### Work to be completed
Extract all data as written.

=-=-=

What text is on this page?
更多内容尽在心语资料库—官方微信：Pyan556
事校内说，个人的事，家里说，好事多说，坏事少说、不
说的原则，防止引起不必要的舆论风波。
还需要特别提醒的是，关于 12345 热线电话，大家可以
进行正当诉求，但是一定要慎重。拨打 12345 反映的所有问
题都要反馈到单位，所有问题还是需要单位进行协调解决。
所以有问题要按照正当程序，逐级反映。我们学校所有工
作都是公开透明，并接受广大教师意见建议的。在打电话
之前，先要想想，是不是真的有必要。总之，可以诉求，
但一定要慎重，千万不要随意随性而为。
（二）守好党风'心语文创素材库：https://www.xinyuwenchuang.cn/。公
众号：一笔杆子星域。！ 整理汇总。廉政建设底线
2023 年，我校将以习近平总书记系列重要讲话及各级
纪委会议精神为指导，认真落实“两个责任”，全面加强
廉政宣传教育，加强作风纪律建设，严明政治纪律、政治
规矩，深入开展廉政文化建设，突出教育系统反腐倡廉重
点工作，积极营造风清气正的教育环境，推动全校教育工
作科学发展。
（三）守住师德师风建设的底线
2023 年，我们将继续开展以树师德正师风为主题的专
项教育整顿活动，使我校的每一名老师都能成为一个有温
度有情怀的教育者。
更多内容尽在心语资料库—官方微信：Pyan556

=-=-=

### Task response
What text is on this page?
更多内容尽在心语资料库—官方微信：Pyan556
事校内说，个人的事，家里说，好事多说，坏事少说、不
说的原则，防止引起不必要的舆论风波。
还需要特别提醒的是，关于 12345 热线电话，大家可以
进行正当诉求，但是一定要慎重。拨打 12345 反映的所有问
题都要反馈到单位，所有问题还是需要单位进行协调解决。
所以有问题要按照正当程序，逐级反映。我们学校所有工
作都是公开透明，并接受广大教师意见建议的。在打电话
之前，先要想想，是不是真的有必要。总之，可以诉求，
但一定要慎重，千万不要随意随性而为。
（二）守好党风'心语文创素材库：https://www.xinyuwenchuang.cn/。公
众号：一笔杆子星域。！ 整理汇总。廉政建设底线
2023 年，我校将以习近平总书记系列重要讲话及各级
纪委会议精神为指导，认真落实“两个责任”，全面加强
廉政宣传教育，加强作风纪律建设，严明政治纪律、政治
规矩，深入开展廉政文化建设，突出教育系统反腐倡廉重
点工作，积极营造风清气正的教育环境，推动全校教育工
作科学发展。
（三）守住师德师风建设的底线
2023 年，我们将继续开展以树师德正师风为主题的专
项教育整顿活动，使我校的每一名老师都能成为一个有温
度有情怀的教育者。
更多内容尽在心语资料库—官方微信：Pyan556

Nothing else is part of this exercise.